[Given data]:
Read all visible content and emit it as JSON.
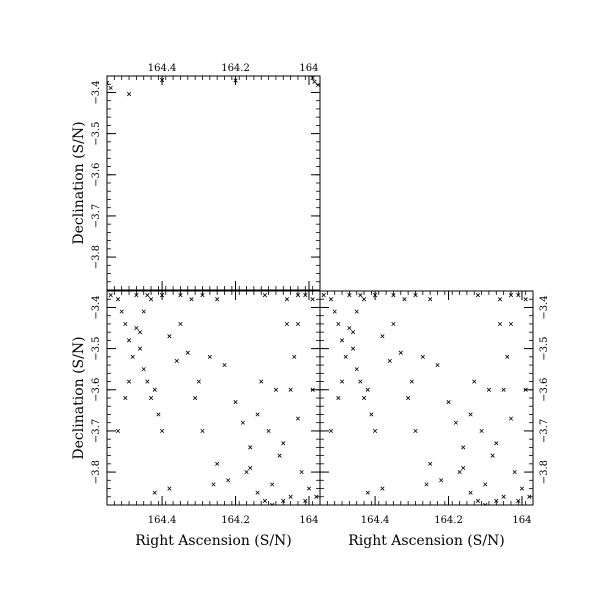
{
  "chart_data": [
    {
      "type": "scatter",
      "panel": "top-left",
      "xlabel": "",
      "ylabel": "Declination (S/N)",
      "xlim": [
        164.55,
        163.97
      ],
      "ylim": [
        -3.88,
        -3.36
      ],
      "xticks": [
        164.4,
        164.2,
        164
      ],
      "yticks": [
        -3.4,
        -3.5,
        -3.6,
        -3.7,
        -3.8
      ],
      "x_tick_labels_side": "top",
      "y_tick_labels_side": "left",
      "marker": "x",
      "points": [
        [
          164.55,
          -3.377
        ],
        [
          164.54,
          -3.389
        ],
        [
          164.49,
          -3.404
        ],
        [
          164.4,
          -3.37
        ],
        [
          164.2,
          -3.371
        ],
        [
          163.99,
          -3.365
        ],
        [
          163.985,
          -3.374
        ],
        [
          163.975,
          -3.382
        ]
      ]
    },
    {
      "type": "scatter",
      "panel": "bottom-left",
      "xlabel": "Right Ascension (S/N)",
      "ylabel": "Declination (S/N)",
      "xlim": [
        164.55,
        163.97
      ],
      "ylim": [
        -3.88,
        -3.36
      ],
      "xticks": [
        164.4,
        164.2,
        164
      ],
      "yticks": [
        -3.4,
        -3.5,
        -3.6,
        -3.7,
        -3.8
      ],
      "x_tick_labels_side": "bottom",
      "y_tick_labels_side": "left",
      "marker": "x",
      "points": [
        [
          164.54,
          -3.37
        ],
        [
          164.52,
          -3.38
        ],
        [
          164.47,
          -3.37
        ],
        [
          164.44,
          -3.37
        ],
        [
          164.43,
          -3.38
        ],
        [
          164.4,
          -3.37
        ],
        [
          164.35,
          -3.37
        ],
        [
          164.32,
          -3.38
        ],
        [
          164.29,
          -3.37
        ],
        [
          164.25,
          -3.38
        ],
        [
          164.12,
          -3.37
        ],
        [
          164.06,
          -3.38
        ],
        [
          164.03,
          -3.37
        ],
        [
          164.01,
          -3.37
        ],
        [
          163.99,
          -3.38
        ],
        [
          164.51,
          -3.41
        ],
        [
          164.5,
          -3.44
        ],
        [
          164.49,
          -3.48
        ],
        [
          164.48,
          -3.52
        ],
        [
          164.47,
          -3.45
        ],
        [
          164.46,
          -3.5
        ],
        [
          164.45,
          -3.55
        ],
        [
          164.44,
          -3.58
        ],
        [
          164.43,
          -3.62
        ],
        [
          164.42,
          -3.6
        ],
        [
          164.41,
          -3.66
        ],
        [
          164.4,
          -3.7
        ],
        [
          164.5,
          -3.62
        ],
        [
          164.52,
          -3.7
        ],
        [
          164.49,
          -3.58
        ],
        [
          164.38,
          -3.47
        ],
        [
          164.36,
          -3.53
        ],
        [
          164.35,
          -3.44
        ],
        [
          164.33,
          -3.51
        ],
        [
          164.3,
          -3.58
        ],
        [
          164.27,
          -3.52
        ],
        [
          164.23,
          -3.54
        ],
        [
          164.2,
          -3.63
        ],
        [
          164.18,
          -3.68
        ],
        [
          164.16,
          -3.74
        ],
        [
          164.14,
          -3.66
        ],
        [
          164.11,
          -3.7
        ],
        [
          164.09,
          -3.6
        ],
        [
          164.08,
          -3.76
        ],
        [
          164.07,
          -3.73
        ],
        [
          164.05,
          -3.6
        ],
        [
          164.03,
          -3.67
        ],
        [
          164.06,
          -3.44
        ],
        [
          164.04,
          -3.52
        ],
        [
          164.02,
          -3.8
        ],
        [
          164.0,
          -3.84
        ],
        [
          163.99,
          -3.6
        ],
        [
          164.25,
          -3.78
        ],
        [
          164.22,
          -3.82
        ],
        [
          164.17,
          -3.8
        ],
        [
          164.14,
          -3.85
        ],
        [
          164.1,
          -3.83
        ],
        [
          164.31,
          -3.62
        ],
        [
          164.29,
          -3.7
        ],
        [
          164.13,
          -3.58
        ],
        [
          164.38,
          -3.84
        ],
        [
          164.42,
          -3.85
        ],
        [
          164.12,
          -3.87
        ],
        [
          164.1,
          -3.88
        ],
        [
          164.07,
          -3.87
        ],
        [
          164.05,
          -3.86
        ],
        [
          164.01,
          -3.87
        ],
        [
          163.98,
          -3.86
        ],
        [
          164.45,
          -3.41
        ],
        [
          164.46,
          -3.46
        ],
        [
          164.16,
          -3.79
        ],
        [
          164.26,
          -3.83
        ],
        [
          164.03,
          -3.44
        ]
      ]
    },
    {
      "type": "scatter",
      "panel": "bottom-right",
      "xlabel": "Right Ascension (S/N)",
      "ylabel": "",
      "xlim": [
        164.55,
        163.97
      ],
      "ylim": [
        -3.88,
        -3.36
      ],
      "xticks": [
        164.4,
        164.2,
        164
      ],
      "yticks": [
        -3.4,
        -3.5,
        -3.6,
        -3.7,
        -3.8
      ],
      "x_tick_labels_side": "bottom",
      "y_tick_labels_side": "right",
      "marker": "x",
      "points": [
        [
          164.54,
          -3.37
        ],
        [
          164.52,
          -3.38
        ],
        [
          164.47,
          -3.37
        ],
        [
          164.44,
          -3.37
        ],
        [
          164.43,
          -3.38
        ],
        [
          164.4,
          -3.37
        ],
        [
          164.35,
          -3.37
        ],
        [
          164.32,
          -3.38
        ],
        [
          164.29,
          -3.37
        ],
        [
          164.25,
          -3.38
        ],
        [
          164.12,
          -3.37
        ],
        [
          164.06,
          -3.38
        ],
        [
          164.03,
          -3.37
        ],
        [
          164.01,
          -3.37
        ],
        [
          163.99,
          -3.38
        ],
        [
          164.51,
          -3.41
        ],
        [
          164.5,
          -3.44
        ],
        [
          164.49,
          -3.48
        ],
        [
          164.48,
          -3.52
        ],
        [
          164.47,
          -3.45
        ],
        [
          164.46,
          -3.5
        ],
        [
          164.45,
          -3.55
        ],
        [
          164.44,
          -3.58
        ],
        [
          164.43,
          -3.62
        ],
        [
          164.42,
          -3.6
        ],
        [
          164.41,
          -3.66
        ],
        [
          164.4,
          -3.7
        ],
        [
          164.5,
          -3.62
        ],
        [
          164.52,
          -3.7
        ],
        [
          164.49,
          -3.58
        ],
        [
          164.38,
          -3.47
        ],
        [
          164.36,
          -3.53
        ],
        [
          164.35,
          -3.44
        ],
        [
          164.33,
          -3.51
        ],
        [
          164.3,
          -3.58
        ],
        [
          164.27,
          -3.52
        ],
        [
          164.23,
          -3.54
        ],
        [
          164.2,
          -3.63
        ],
        [
          164.18,
          -3.68
        ],
        [
          164.16,
          -3.74
        ],
        [
          164.14,
          -3.66
        ],
        [
          164.11,
          -3.7
        ],
        [
          164.09,
          -3.6
        ],
        [
          164.08,
          -3.76
        ],
        [
          164.07,
          -3.73
        ],
        [
          164.05,
          -3.6
        ],
        [
          164.03,
          -3.67
        ],
        [
          164.06,
          -3.44
        ],
        [
          164.04,
          -3.52
        ],
        [
          164.02,
          -3.8
        ],
        [
          164.0,
          -3.84
        ],
        [
          163.99,
          -3.6
        ],
        [
          164.25,
          -3.78
        ],
        [
          164.22,
          -3.82
        ],
        [
          164.17,
          -3.8
        ],
        [
          164.14,
          -3.85
        ],
        [
          164.1,
          -3.83
        ],
        [
          164.31,
          -3.62
        ],
        [
          164.29,
          -3.7
        ],
        [
          164.13,
          -3.58
        ],
        [
          164.38,
          -3.84
        ],
        [
          164.42,
          -3.85
        ],
        [
          164.12,
          -3.87
        ],
        [
          164.1,
          -3.88
        ],
        [
          164.07,
          -3.87
        ],
        [
          164.05,
          -3.86
        ],
        [
          164.01,
          -3.87
        ],
        [
          163.98,
          -3.86
        ],
        [
          164.45,
          -3.41
        ],
        [
          164.46,
          -3.46
        ],
        [
          164.16,
          -3.79
        ],
        [
          164.26,
          -3.83
        ],
        [
          164.03,
          -3.44
        ]
      ]
    }
  ]
}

[Directive]:
Find the lines above holding the word "left" and show them.

[Exercise output]:
      "panel": "top-left",
      "y_tick_labels_side": "left",
      "panel": "bottom-left",
      "y_tick_labels_side": "left",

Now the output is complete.